* [GIVEN EXERCISE] Each entry here needs to be set down again exactly, please; pictures are left out.
============
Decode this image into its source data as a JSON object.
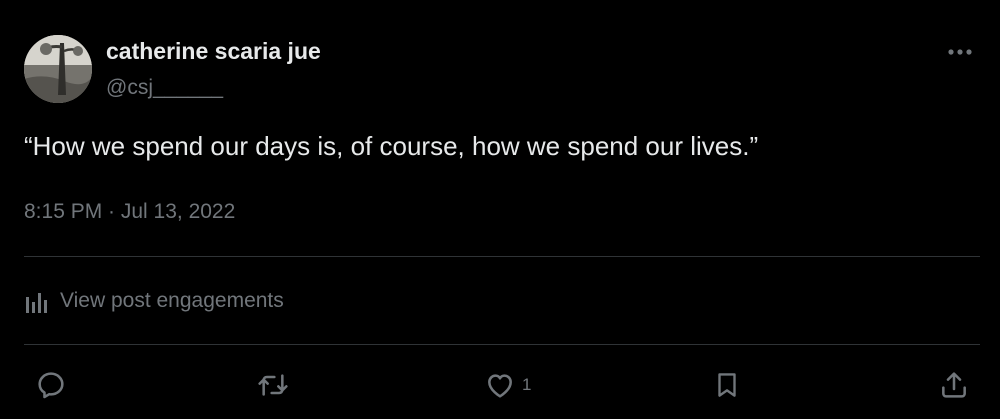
{
  "post": {
    "author": {
      "display_name": "catherine scaria jue",
      "handle": "@csj______"
    },
    "text": "“How we spend our days is, of course, how we spend our lives.”",
    "timestamp": "8:15 PM · Jul 13, 2022",
    "engagements_label": "View post engagements",
    "actions": {
      "reply": {
        "icon": "reply-icon"
      },
      "repost": {
        "icon": "repost-icon"
      },
      "like": {
        "icon": "heart-icon",
        "count": "1"
      },
      "bookmark": {
        "icon": "bookmark-icon"
      },
      "share": {
        "icon": "share-icon"
      }
    },
    "more_icon": "more-icon"
  },
  "colors": {
    "background": "#000000",
    "primary_text": "#e7e9ea",
    "secondary_text": "#71767b",
    "divider": "#2f3336"
  }
}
============
* [FINISHED EXERCISE]
Decode this image into its source data as a JSON object.
{
  "post": {
    "author": {
      "display_name": "catherine scaria jue",
      "handle": "@csj______"
    },
    "text": "“How we spend our days is, of course, how we spend our lives.”",
    "timestamp": "8:15 PM · Jul 13, 2022",
    "engagements_label": "View post engagements",
    "actions": {
      "reply": {
        "icon": "reply-icon"
      },
      "repost": {
        "icon": "repost-icon"
      },
      "like": {
        "icon": "heart-icon",
        "count": "1"
      },
      "bookmark": {
        "icon": "bookmark-icon"
      },
      "share": {
        "icon": "share-icon"
      }
    },
    "more_icon": "more-icon"
  },
  "colors": {
    "background": "#000000",
    "primary_text": "#e7e9ea",
    "secondary_text": "#71767b",
    "divider": "#2f3336"
  }
}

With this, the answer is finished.